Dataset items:
——
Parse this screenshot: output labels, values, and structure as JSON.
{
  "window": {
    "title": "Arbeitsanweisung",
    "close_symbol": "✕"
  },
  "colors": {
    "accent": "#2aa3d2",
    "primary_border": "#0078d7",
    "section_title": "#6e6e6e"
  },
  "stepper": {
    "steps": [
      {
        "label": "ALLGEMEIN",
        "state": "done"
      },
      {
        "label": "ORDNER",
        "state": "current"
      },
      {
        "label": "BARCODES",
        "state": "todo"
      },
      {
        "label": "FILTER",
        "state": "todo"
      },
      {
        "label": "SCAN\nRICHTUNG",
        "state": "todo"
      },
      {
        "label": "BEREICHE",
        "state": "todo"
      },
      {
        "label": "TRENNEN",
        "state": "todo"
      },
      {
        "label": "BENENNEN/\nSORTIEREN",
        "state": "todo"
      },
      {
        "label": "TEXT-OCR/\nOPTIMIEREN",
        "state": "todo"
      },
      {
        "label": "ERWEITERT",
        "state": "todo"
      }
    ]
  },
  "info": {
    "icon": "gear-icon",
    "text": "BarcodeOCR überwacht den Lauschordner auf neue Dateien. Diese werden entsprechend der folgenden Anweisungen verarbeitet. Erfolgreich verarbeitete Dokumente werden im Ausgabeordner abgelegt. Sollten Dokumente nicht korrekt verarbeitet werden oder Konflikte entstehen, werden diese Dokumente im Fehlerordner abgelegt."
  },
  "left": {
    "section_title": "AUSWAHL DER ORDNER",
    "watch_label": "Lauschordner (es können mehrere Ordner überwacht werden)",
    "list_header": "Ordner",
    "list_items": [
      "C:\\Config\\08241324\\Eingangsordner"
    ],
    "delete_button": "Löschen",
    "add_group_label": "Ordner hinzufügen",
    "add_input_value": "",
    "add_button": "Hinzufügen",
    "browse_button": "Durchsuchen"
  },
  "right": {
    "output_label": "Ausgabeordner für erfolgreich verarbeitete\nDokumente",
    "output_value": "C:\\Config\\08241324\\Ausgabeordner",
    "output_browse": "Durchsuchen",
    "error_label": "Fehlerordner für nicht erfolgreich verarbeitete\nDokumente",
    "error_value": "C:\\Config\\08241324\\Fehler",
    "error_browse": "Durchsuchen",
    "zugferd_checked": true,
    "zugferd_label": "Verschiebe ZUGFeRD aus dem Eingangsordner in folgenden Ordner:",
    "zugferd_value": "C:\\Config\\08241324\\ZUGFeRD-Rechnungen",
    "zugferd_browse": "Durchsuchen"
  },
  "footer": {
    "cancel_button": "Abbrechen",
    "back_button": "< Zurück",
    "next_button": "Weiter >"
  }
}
——
Problem: Copy every line of the listing where the word "Ausgabeordner" appears.

Answer in full:
    "text": "BarcodeOCR überwacht den Lauschordner auf neue Dateien. Diese werden entsprechend der folgenden Anweisungen verarbeitet. Erfolgreich verarbeitete Dokumente werden im Ausgabeordner abgelegt. Sollten Dokumente nicht korrekt verarbeitet werden oder Konflikte entstehen, werden diese Dokumente im Fehlerordner abgelegt."
    "output_label": "Ausgabeordner für erfolgreich verarbeitete\nDokumente",
    "output_value": "C:\\Config\\08241324\\Ausgabeordner",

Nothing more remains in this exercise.